**Data entries for graphics**
•••••
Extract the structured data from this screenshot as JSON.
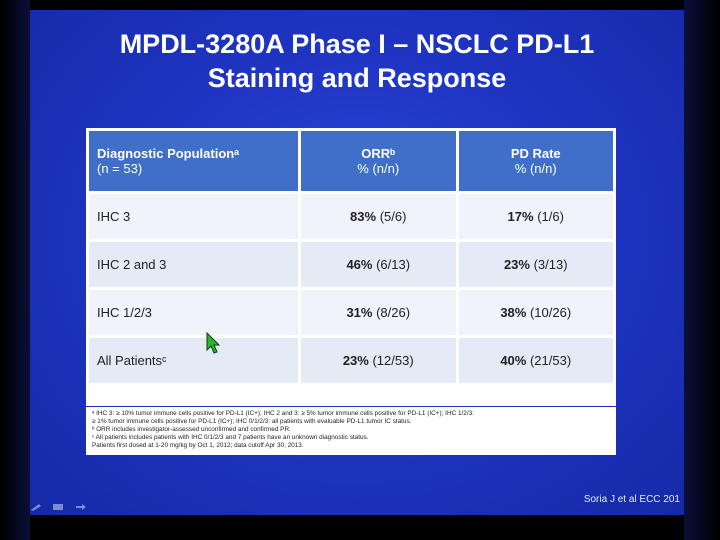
{
  "title": {
    "line1": "MPDL-3280A Phase I – NSCLC PD-L1",
    "line2": "Staining and Response"
  },
  "table": {
    "headers": [
      {
        "main": "Diagnostic Populationᵃ",
        "sub": "(n = 53)"
      },
      {
        "main": "ORRᵇ",
        "sub": "% (n/n)"
      },
      {
        "main": "PD Rate",
        "sub": "% (n/n)"
      }
    ],
    "rows": [
      {
        "label": "IHC 3",
        "orr_pct": "83%",
        "orr_n": "(5/6)",
        "pd_pct": "17%",
        "pd_n": "(1/6)"
      },
      {
        "label": "IHC 2 and 3",
        "orr_pct": "46%",
        "orr_n": "(6/13)",
        "pd_pct": "23%",
        "pd_n": "(3/13)"
      },
      {
        "label": "IHC 1/2/3",
        "orr_pct": "31%",
        "orr_n": "(8/26)",
        "pd_pct": "38%",
        "pd_n": "(10/26)"
      },
      {
        "label": "All Patientsᶜ",
        "orr_pct": "23%",
        "orr_n": "(12/53)",
        "pd_pct": "40%",
        "pd_n": "(21/53)"
      }
    ]
  },
  "footnotes": [
    "ᵃ IHC 3: ≥ 10% tumor immune cells positive for PD-L1 (IC+); IHC 2 and 3: ≥ 5% tumor immune cells positive for PD-L1 (IC+); IHC 1/2/3:",
    "≥ 1% tumor immune cells positive for PD-L1 (IC+); IHC 0/1/2/3: all patients with evaluable PD-L1 tumor IC status.",
    "ᵇ ORR includes investigator-assessed unconfirmed and confirmed PR.",
    "ᶜ All patients includes patients with IHC 0/1/2/3 and 7 patients have an unknown diagnostic status.",
    "Patients first dosed at 1-20 mg/kg by Oct 1, 2012; data cutoff Apr 30, 2013."
  ],
  "citation": "Soria J et al ECC 201",
  "colors": {
    "slide_bg": "#1f35c4",
    "header_bg": "#3f6fc8",
    "row_bg": "#e4eaf6"
  },
  "icons": [
    "pen-icon",
    "screen-icon",
    "arrow-icon",
    "cursor-icon"
  ]
}
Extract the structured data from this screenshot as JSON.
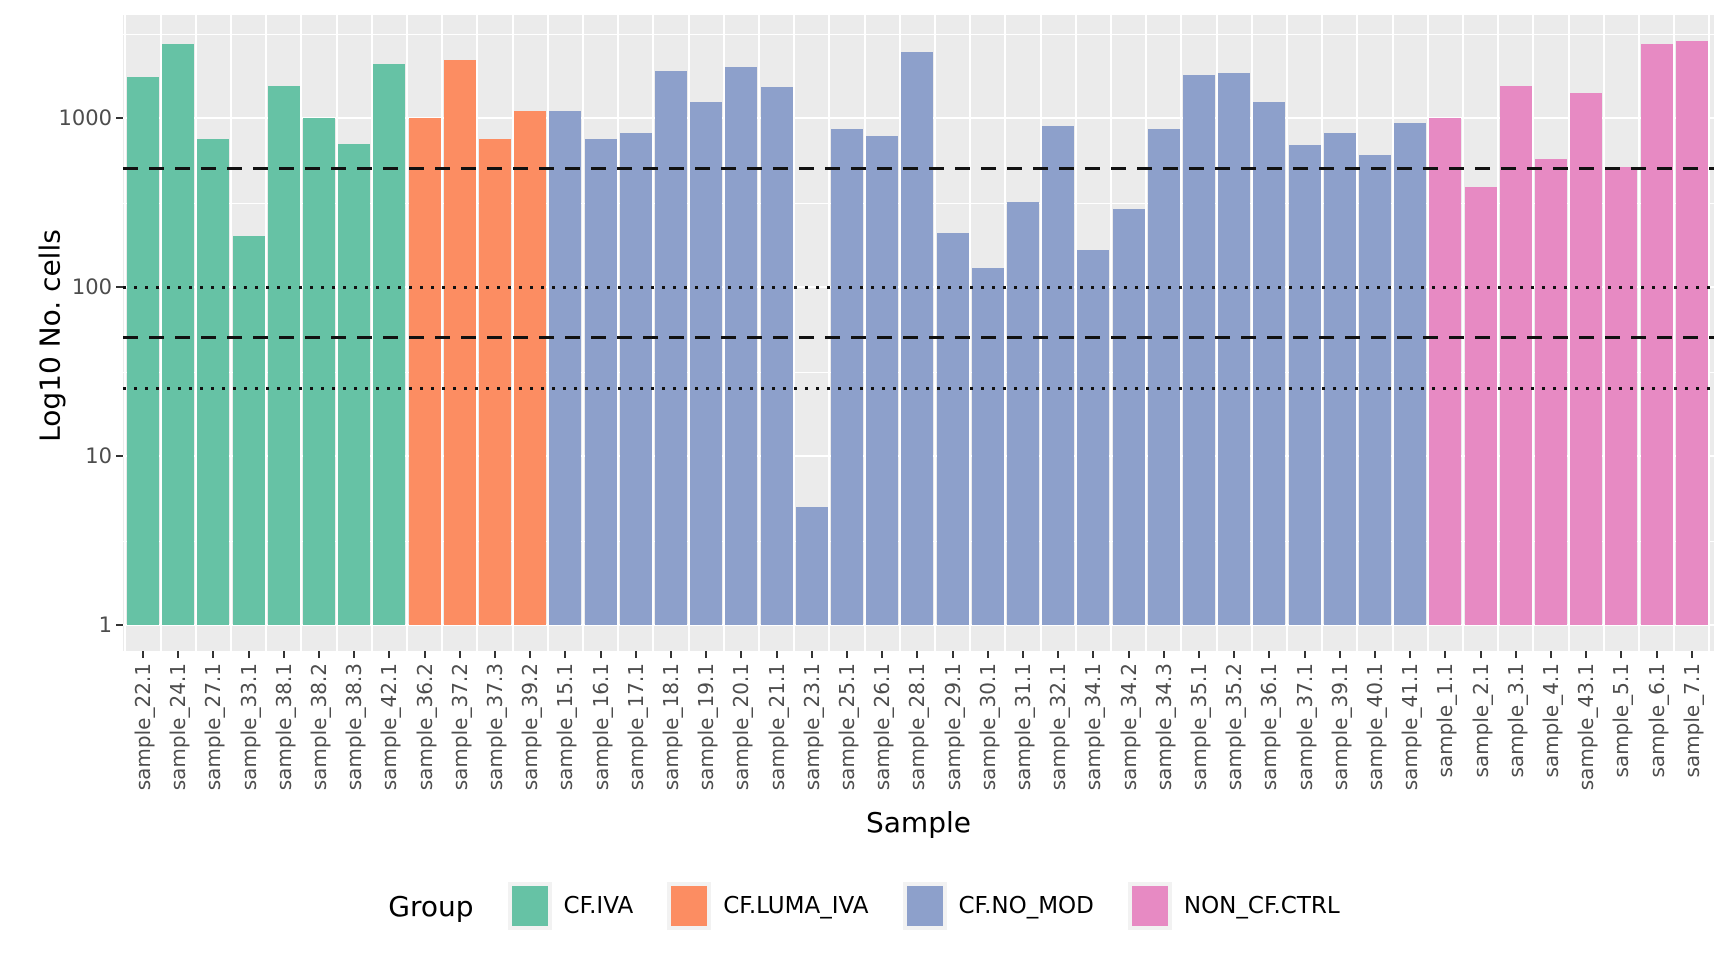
{
  "chart_data": {
    "type": "bar",
    "title": "",
    "xlabel": "Sample",
    "ylabel": "Log10 No. cells",
    "y_scale": "log10",
    "y_ticks": [
      "1000",
      "100",
      "10",
      "1"
    ],
    "y_tick_values": [
      1000,
      100,
      10,
      1
    ],
    "ylim": [
      0.7,
      4100
    ],
    "grid": "on",
    "legend_title": "Group",
    "legend_position": "bottom",
    "panel_background": "#EBEBEB",
    "reference_lines": [
      {
        "value": 500,
        "style": "dashed",
        "color": "#111111"
      },
      {
        "value": 100,
        "style": "dotted",
        "color": "#111111"
      },
      {
        "value": 50,
        "style": "dashed",
        "color": "#111111"
      },
      {
        "value": 25,
        "style": "dotted",
        "color": "#111111"
      }
    ],
    "groups": [
      {
        "name": "CF.IVA",
        "color": "#66C2A5"
      },
      {
        "name": "CF.LUMA_IVA",
        "color": "#FC8D62"
      },
      {
        "name": "CF.NO_MOD",
        "color": "#8DA0CB"
      },
      {
        "name": "NON_CF.CTRL",
        "color": "#E78AC3"
      }
    ],
    "bars": [
      {
        "sample": "sample_22.1",
        "group": 0,
        "value": 1750
      },
      {
        "sample": "sample_24.1",
        "group": 0,
        "value": 2750
      },
      {
        "sample": "sample_27.1",
        "group": 0,
        "value": 750
      },
      {
        "sample": "sample_33.1",
        "group": 0,
        "value": 200
      },
      {
        "sample": "sample_38.1",
        "group": 0,
        "value": 1550
      },
      {
        "sample": "sample_38.2",
        "group": 0,
        "value": 1000
      },
      {
        "sample": "sample_38.3",
        "group": 0,
        "value": 700
      },
      {
        "sample": "sample_42.1",
        "group": 0,
        "value": 2100
      },
      {
        "sample": "sample_36.2",
        "group": 1,
        "value": 1000
      },
      {
        "sample": "sample_37.2",
        "group": 1,
        "value": 2200
      },
      {
        "sample": "sample_37.3",
        "group": 1,
        "value": 750
      },
      {
        "sample": "sample_39.2",
        "group": 1,
        "value": 1100
      },
      {
        "sample": "sample_15.1",
        "group": 2,
        "value": 1100
      },
      {
        "sample": "sample_16.1",
        "group": 2,
        "value": 750
      },
      {
        "sample": "sample_17.1",
        "group": 2,
        "value": 810
      },
      {
        "sample": "sample_18.1",
        "group": 2,
        "value": 1900
      },
      {
        "sample": "sample_19.1",
        "group": 2,
        "value": 1250
      },
      {
        "sample": "sample_20.1",
        "group": 2,
        "value": 2000
      },
      {
        "sample": "sample_21.1",
        "group": 2,
        "value": 1520
      },
      {
        "sample": "sample_23.1",
        "group": 2,
        "value": 5
      },
      {
        "sample": "sample_25.1",
        "group": 2,
        "value": 860
      },
      {
        "sample": "sample_26.1",
        "group": 2,
        "value": 780
      },
      {
        "sample": "sample_28.1",
        "group": 2,
        "value": 2450
      },
      {
        "sample": "sample_29.1",
        "group": 2,
        "value": 210
      },
      {
        "sample": "sample_30.1",
        "group": 2,
        "value": 130
      },
      {
        "sample": "sample_31.1",
        "group": 2,
        "value": 320
      },
      {
        "sample": "sample_32.1",
        "group": 2,
        "value": 900
      },
      {
        "sample": "sample_34.1",
        "group": 2,
        "value": 165
      },
      {
        "sample": "sample_34.2",
        "group": 2,
        "value": 290
      },
      {
        "sample": "sample_34.3",
        "group": 2,
        "value": 860
      },
      {
        "sample": "sample_35.1",
        "group": 2,
        "value": 1800
      },
      {
        "sample": "sample_35.2",
        "group": 2,
        "value": 1850
      },
      {
        "sample": "sample_36.1",
        "group": 2,
        "value": 1250
      },
      {
        "sample": "sample_37.1",
        "group": 2,
        "value": 690
      },
      {
        "sample": "sample_39.1",
        "group": 2,
        "value": 820
      },
      {
        "sample": "sample_40.1",
        "group": 2,
        "value": 600
      },
      {
        "sample": "sample_41.1",
        "group": 2,
        "value": 930
      },
      {
        "sample": "sample_1.1",
        "group": 3,
        "value": 1000
      },
      {
        "sample": "sample_2.1",
        "group": 3,
        "value": 390
      },
      {
        "sample": "sample_3.1",
        "group": 3,
        "value": 1550
      },
      {
        "sample": "sample_4.1",
        "group": 3,
        "value": 570
      },
      {
        "sample": "sample_43.1",
        "group": 3,
        "value": 1400
      },
      {
        "sample": "sample_5.1",
        "group": 3,
        "value": 510
      },
      {
        "sample": "sample_6.1",
        "group": 3,
        "value": 2750
      },
      {
        "sample": "sample_7.1",
        "group": 3,
        "value": 2850
      }
    ]
  }
}
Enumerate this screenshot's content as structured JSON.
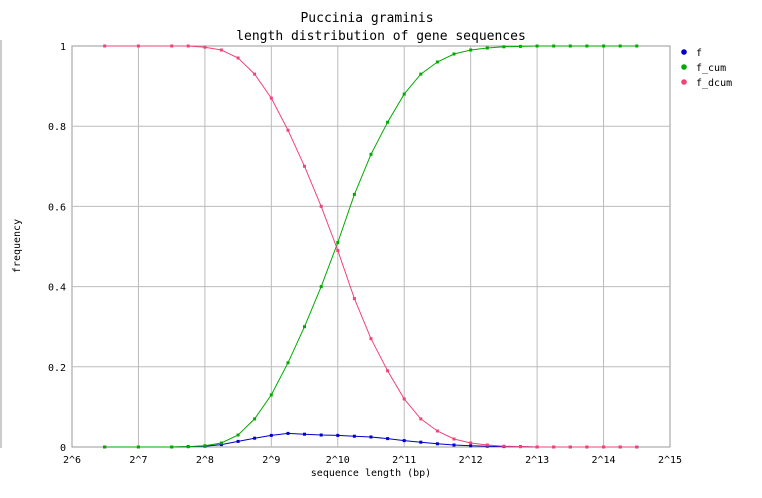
{
  "chart_data": {
    "type": "line",
    "title": [
      "Puccinia graminis",
      "length distribution of gene sequences"
    ],
    "xlabel": "sequence length (bp)",
    "ylabel": "frequency",
    "x_scale": "log2",
    "xlim": [
      64,
      32768
    ],
    "ylim": [
      0,
      1
    ],
    "x_ticks": [
      "2^6",
      "2^7",
      "2^8",
      "2^9",
      "2^10",
      "2^11",
      "2^12",
      "2^13",
      "2^14",
      "2^15"
    ],
    "y_ticks": [
      "0",
      "0.2",
      "0.4",
      "0.6",
      "0.8",
      "1"
    ],
    "grid": true,
    "legend_position": "top-right",
    "series": [
      {
        "name": "f",
        "color": "#0000cc",
        "x": [
          90,
          128,
          181,
          215,
          256,
          304,
          362,
          430,
          512,
          609,
          724,
          861,
          1024,
          1218,
          1448,
          1722,
          2048,
          2435,
          2896,
          3444,
          4096,
          4871,
          5793,
          6889,
          8192,
          9742,
          11585,
          13777,
          16384,
          19484,
          23170
        ],
        "y": [
          0,
          0,
          0,
          0.001,
          0.002,
          0.006,
          0.014,
          0.022,
          0.029,
          0.034,
          0.032,
          0.03,
          0.029,
          0.027,
          0.025,
          0.021,
          0.016,
          0.012,
          0.008,
          0.005,
          0.003,
          0.002,
          0.001,
          0.001,
          0,
          0,
          0,
          0,
          0,
          0,
          0
        ]
      },
      {
        "name": "f_cum",
        "color": "#00aa00",
        "x": [
          90,
          128,
          181,
          215,
          256,
          304,
          362,
          430,
          512,
          609,
          724,
          861,
          1024,
          1218,
          1448,
          1722,
          2048,
          2435,
          2896,
          3444,
          4096,
          4871,
          5793,
          6889,
          8192,
          9742,
          11585,
          13777,
          16384,
          19484,
          23170
        ],
        "y": [
          0,
          0,
          0,
          0.001,
          0.003,
          0.01,
          0.03,
          0.07,
          0.13,
          0.21,
          0.3,
          0.4,
          0.51,
          0.63,
          0.73,
          0.81,
          0.88,
          0.93,
          0.96,
          0.98,
          0.99,
          0.995,
          0.998,
          0.999,
          1,
          1,
          1,
          1,
          1,
          1,
          1
        ]
      },
      {
        "name": "f_dcum",
        "color": "#ee4477",
        "x": [
          90,
          128,
          181,
          215,
          256,
          304,
          362,
          430,
          512,
          609,
          724,
          861,
          1024,
          1218,
          1448,
          1722,
          2048,
          2435,
          2896,
          3444,
          4096,
          4871,
          5793,
          6889,
          8192,
          9742,
          11585,
          13777,
          16384,
          19484,
          23170
        ],
        "y": [
          1,
          1,
          1,
          1,
          0.997,
          0.99,
          0.97,
          0.93,
          0.87,
          0.79,
          0.7,
          0.6,
          0.49,
          0.37,
          0.27,
          0.19,
          0.12,
          0.07,
          0.04,
          0.02,
          0.01,
          0.005,
          0.002,
          0.001,
          0,
          0,
          0,
          0,
          0,
          0,
          0
        ]
      }
    ]
  }
}
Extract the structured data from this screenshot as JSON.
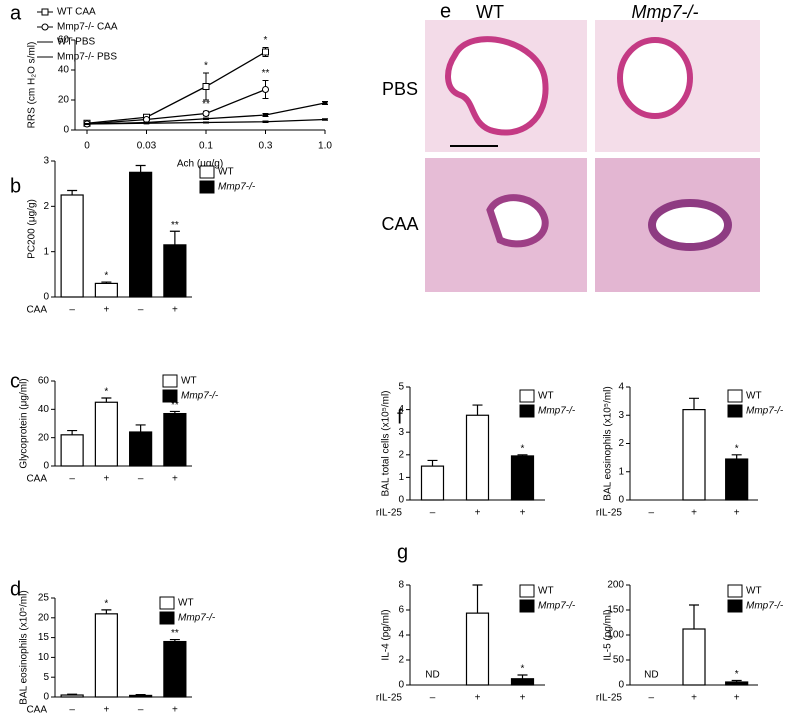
•••••
Extract all lines of the records above that include "length".

      "length distribution of gene sequences"
    "xlabel": "sequence length (bp)",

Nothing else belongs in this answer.